>>>
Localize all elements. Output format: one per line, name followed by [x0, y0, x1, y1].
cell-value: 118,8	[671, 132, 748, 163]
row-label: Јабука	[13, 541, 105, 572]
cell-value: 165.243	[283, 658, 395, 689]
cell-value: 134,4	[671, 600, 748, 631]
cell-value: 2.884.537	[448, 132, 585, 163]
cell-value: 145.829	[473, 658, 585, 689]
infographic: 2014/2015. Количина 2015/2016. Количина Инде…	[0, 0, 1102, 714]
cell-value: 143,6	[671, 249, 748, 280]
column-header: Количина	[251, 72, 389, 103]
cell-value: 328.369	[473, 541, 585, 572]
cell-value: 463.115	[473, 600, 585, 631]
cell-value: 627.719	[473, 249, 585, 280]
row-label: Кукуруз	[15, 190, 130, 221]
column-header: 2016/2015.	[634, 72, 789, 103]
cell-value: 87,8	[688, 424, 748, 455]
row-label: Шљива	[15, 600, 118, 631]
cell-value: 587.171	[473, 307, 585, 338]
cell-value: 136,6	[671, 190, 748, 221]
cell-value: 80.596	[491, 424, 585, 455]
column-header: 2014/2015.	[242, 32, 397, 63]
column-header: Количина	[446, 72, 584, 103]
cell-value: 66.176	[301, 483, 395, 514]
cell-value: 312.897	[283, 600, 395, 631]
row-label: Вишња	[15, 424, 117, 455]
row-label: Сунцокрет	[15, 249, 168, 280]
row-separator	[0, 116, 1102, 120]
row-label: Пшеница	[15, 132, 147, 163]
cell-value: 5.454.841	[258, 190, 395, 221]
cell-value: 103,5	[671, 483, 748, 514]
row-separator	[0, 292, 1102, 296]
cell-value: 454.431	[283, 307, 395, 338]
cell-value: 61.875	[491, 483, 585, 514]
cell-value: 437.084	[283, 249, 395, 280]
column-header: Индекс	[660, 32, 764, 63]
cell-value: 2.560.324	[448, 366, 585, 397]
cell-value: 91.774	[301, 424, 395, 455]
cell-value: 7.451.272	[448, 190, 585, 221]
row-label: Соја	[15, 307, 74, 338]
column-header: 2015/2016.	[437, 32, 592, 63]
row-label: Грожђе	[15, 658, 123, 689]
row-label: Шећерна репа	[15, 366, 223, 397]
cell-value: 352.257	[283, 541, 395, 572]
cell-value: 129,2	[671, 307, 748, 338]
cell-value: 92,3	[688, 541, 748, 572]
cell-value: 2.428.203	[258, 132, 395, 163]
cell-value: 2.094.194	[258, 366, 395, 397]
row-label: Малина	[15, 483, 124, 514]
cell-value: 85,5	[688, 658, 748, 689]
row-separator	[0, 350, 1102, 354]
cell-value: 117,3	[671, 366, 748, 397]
<<<
WHAT YOU ARE ASKED TO DO: Arrange the lines from the start of the entries through the line holding "249, 585, 280]", inclusive, as a Markdown table with the columns No. and Line, giving each line a row number and leaving out blank lines.

WRITTEN ANSWER:
| No. | Line |
|---|---|
| 1 | Localize all elements. Output format: one per line, name followed by [x0, y0, x1, y1]. |
| 2 | cell-value: 118,8	[671, 132, 748, 163] |
| 3 | row-label: Јабука	[13, 541, 105, 572] |
| 4 | cell-value: 165.243	[283, 658, 395, 689] |
| 5 | cell-value: 134,4	[671, 600, 748, 631] |
| 6 | cell-value: 2.884.537	[448, 132, 585, 163] |
| 7 | cell-value: 145.829	[473, 658, 585, 689] |
| 8 | infographic: 2014/2015. Количина 2015/2016. Количина Инде…	[0, 0, 1102, 714] |
| 9 | cell-value: 143,6	[671, 249, 748, 280] |
| 10 | column-header: Количина	[251, 72, 389, 103] |
| 11 | cell-value: 328.369	[473, 541, 585, 572] |
| 12 | cell-value: 463.115	[473, 600, 585, 631] |
| 13 | cell-value: 627.719	[473, 249, 585, 280] |